Stored data entries.
++++++++++++++++++++
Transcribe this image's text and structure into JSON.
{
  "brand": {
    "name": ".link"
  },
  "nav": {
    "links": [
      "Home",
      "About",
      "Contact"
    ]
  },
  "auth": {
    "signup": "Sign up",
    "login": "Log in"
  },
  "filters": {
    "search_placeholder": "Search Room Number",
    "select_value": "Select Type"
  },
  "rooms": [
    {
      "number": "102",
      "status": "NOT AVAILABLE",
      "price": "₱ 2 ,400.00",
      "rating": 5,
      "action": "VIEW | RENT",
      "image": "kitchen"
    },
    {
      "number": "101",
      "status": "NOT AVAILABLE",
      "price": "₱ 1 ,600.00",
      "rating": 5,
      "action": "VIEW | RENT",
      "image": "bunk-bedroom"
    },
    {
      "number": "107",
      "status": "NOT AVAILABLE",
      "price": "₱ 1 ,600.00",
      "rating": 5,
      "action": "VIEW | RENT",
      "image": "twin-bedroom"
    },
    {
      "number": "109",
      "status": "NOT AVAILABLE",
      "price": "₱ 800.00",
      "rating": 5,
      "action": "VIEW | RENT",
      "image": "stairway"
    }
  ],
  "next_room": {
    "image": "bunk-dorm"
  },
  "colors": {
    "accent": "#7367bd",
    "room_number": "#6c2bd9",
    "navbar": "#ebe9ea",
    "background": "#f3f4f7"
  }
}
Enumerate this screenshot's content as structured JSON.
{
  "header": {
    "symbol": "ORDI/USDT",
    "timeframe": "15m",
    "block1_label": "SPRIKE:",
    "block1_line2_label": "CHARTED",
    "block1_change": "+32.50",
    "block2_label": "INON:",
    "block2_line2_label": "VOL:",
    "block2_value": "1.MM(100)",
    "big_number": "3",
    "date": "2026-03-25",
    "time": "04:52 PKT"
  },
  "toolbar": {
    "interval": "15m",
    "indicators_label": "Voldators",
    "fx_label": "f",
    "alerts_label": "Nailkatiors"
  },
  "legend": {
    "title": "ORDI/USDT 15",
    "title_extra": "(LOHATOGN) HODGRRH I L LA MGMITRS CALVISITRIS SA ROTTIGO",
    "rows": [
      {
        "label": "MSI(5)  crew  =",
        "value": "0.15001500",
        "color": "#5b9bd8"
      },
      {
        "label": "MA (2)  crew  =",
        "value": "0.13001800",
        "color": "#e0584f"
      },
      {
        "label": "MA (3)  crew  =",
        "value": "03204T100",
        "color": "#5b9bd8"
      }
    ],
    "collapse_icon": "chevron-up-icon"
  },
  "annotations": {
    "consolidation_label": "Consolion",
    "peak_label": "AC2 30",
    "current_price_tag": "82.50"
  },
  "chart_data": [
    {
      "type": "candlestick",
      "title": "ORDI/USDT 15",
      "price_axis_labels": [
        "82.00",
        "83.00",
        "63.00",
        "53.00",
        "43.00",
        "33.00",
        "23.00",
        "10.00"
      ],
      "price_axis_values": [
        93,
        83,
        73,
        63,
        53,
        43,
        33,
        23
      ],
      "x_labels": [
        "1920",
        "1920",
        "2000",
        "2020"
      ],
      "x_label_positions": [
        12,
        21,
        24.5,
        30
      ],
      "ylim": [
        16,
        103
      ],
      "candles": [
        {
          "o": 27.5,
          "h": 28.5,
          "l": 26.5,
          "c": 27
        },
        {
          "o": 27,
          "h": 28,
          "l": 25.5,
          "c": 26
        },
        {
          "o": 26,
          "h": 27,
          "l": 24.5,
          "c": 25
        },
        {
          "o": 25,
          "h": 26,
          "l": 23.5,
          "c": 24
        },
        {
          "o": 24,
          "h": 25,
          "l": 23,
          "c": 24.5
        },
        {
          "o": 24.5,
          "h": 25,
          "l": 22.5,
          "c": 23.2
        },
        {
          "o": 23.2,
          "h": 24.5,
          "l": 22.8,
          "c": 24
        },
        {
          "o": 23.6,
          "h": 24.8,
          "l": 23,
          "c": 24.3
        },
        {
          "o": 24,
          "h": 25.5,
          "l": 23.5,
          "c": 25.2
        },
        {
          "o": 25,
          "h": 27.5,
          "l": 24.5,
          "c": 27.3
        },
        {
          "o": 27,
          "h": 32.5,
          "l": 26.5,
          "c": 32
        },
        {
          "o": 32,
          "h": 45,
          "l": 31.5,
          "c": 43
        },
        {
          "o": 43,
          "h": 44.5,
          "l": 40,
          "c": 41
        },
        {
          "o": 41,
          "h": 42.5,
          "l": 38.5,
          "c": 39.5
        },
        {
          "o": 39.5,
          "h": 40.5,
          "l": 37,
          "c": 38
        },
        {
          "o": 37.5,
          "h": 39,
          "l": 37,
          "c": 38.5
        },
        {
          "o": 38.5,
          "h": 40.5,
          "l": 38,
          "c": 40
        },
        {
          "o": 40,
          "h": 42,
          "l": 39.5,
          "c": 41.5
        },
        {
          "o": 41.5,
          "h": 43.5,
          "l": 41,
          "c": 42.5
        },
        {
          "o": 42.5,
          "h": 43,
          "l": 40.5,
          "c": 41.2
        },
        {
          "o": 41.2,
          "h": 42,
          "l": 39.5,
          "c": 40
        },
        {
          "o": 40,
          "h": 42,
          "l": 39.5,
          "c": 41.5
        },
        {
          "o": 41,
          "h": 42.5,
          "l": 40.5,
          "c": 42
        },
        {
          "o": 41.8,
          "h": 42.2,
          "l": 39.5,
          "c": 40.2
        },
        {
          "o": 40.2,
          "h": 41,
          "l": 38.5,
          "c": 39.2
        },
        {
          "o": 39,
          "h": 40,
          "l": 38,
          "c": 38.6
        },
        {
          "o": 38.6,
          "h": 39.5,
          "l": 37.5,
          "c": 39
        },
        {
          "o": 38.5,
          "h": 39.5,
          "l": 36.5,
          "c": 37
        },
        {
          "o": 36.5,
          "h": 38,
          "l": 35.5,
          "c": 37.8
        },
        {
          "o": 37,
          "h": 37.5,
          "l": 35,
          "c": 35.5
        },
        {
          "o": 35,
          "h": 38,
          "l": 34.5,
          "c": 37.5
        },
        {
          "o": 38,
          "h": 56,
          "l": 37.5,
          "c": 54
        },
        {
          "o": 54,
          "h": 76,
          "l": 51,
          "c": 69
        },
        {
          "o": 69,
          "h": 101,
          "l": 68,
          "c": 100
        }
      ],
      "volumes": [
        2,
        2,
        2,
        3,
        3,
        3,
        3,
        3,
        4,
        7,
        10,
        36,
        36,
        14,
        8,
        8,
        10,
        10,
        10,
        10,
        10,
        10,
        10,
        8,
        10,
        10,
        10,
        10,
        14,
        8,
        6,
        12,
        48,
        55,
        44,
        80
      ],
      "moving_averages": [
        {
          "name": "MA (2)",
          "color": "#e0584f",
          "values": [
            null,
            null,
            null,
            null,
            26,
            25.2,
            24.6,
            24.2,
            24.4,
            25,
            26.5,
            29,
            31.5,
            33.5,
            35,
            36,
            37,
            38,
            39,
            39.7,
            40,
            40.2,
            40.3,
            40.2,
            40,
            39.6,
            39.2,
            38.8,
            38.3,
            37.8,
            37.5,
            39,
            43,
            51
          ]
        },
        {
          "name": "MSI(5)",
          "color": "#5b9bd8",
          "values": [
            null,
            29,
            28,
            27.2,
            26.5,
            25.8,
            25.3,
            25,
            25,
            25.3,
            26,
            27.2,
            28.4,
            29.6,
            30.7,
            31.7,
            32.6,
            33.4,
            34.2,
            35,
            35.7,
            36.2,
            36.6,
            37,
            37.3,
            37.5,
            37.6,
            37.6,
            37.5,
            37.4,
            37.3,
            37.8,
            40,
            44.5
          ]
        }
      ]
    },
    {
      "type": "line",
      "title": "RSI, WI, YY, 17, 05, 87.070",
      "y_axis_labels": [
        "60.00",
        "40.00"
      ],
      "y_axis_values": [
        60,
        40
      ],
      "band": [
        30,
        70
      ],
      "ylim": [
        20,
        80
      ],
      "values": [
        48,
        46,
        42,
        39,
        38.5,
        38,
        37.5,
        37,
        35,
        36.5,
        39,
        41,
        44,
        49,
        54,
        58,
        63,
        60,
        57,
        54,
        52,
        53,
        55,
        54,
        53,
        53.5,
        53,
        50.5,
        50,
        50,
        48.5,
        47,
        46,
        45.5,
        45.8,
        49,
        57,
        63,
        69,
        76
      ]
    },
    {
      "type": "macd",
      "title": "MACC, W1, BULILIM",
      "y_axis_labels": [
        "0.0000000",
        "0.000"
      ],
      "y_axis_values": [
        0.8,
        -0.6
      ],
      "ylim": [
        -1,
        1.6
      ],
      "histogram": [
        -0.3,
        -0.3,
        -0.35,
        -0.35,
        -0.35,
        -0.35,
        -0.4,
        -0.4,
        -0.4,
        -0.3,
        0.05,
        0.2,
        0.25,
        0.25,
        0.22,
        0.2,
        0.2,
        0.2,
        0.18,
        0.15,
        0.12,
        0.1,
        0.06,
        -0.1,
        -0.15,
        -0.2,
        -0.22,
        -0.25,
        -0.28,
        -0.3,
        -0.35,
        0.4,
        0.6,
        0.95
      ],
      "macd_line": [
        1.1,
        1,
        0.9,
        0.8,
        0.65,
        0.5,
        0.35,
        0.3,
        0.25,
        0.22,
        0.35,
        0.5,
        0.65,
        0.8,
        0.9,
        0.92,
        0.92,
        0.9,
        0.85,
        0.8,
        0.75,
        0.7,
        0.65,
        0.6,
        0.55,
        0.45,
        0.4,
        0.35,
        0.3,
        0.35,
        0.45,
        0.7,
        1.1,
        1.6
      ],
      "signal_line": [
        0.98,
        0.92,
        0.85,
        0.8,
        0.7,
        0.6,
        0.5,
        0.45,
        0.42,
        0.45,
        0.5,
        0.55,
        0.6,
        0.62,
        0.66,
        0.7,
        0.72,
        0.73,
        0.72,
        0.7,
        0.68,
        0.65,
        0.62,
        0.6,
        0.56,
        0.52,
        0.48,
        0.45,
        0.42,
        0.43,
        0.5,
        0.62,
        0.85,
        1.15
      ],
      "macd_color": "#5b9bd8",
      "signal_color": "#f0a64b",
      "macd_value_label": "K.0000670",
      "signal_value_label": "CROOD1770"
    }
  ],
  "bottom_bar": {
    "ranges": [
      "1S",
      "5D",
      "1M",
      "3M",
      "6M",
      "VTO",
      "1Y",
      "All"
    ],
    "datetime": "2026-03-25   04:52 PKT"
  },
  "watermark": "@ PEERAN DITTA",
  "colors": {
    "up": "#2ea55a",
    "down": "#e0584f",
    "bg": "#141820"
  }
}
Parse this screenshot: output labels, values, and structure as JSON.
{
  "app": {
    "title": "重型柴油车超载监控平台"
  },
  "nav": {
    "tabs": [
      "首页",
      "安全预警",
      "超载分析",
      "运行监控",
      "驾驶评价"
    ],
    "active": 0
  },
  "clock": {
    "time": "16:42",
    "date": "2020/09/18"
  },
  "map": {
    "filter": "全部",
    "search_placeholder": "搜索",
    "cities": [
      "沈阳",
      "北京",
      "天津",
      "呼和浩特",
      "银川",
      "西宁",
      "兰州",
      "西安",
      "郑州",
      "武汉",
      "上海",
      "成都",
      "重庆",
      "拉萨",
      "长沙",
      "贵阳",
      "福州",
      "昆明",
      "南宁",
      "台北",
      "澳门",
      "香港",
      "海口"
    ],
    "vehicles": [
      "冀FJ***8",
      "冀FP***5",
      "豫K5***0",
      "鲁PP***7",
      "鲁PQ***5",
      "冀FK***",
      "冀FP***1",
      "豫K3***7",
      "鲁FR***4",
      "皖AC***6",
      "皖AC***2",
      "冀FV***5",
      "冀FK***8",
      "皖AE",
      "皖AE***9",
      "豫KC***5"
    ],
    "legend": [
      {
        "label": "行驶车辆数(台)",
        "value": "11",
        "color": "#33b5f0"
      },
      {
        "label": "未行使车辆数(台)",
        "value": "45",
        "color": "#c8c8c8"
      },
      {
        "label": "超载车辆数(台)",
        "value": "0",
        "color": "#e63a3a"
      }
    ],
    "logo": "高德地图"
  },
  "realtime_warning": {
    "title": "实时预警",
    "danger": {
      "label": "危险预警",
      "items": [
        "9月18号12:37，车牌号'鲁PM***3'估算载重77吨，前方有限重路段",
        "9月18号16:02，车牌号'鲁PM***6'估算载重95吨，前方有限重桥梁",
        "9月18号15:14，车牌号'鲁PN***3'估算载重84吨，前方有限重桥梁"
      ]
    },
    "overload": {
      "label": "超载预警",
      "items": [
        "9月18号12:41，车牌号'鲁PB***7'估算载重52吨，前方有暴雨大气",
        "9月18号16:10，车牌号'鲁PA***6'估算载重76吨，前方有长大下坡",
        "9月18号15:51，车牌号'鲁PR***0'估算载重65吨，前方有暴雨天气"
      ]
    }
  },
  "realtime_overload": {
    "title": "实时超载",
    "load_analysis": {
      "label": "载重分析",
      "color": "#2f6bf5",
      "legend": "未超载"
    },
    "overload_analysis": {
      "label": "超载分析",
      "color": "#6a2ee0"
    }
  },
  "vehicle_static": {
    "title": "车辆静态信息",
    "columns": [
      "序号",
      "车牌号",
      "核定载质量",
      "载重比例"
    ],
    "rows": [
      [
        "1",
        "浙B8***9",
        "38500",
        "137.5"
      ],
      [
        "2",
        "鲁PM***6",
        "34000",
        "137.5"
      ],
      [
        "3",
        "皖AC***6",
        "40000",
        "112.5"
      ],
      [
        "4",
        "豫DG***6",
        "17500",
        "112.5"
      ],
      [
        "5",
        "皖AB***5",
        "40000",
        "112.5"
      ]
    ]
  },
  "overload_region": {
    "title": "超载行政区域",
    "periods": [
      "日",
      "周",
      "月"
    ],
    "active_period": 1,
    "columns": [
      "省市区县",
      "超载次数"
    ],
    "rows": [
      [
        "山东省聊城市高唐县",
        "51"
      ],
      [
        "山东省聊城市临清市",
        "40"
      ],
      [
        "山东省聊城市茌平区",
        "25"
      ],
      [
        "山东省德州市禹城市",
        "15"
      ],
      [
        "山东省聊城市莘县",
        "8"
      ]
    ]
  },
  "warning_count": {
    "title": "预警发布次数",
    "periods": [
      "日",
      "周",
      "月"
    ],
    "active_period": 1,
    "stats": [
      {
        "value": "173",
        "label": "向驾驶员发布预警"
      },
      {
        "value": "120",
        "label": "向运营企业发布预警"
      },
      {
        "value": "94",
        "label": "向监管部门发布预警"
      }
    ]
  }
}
++++++++++++++++++++
Set task.
In the listing, find all lines with the string "JSON" and copy them.

Exercise answer.
Transcribe this image's text and structure into JSON.
Enumerate this screenshot's content as structured JSON.
Parse this screenshot: output labels, values, and structure as JSON.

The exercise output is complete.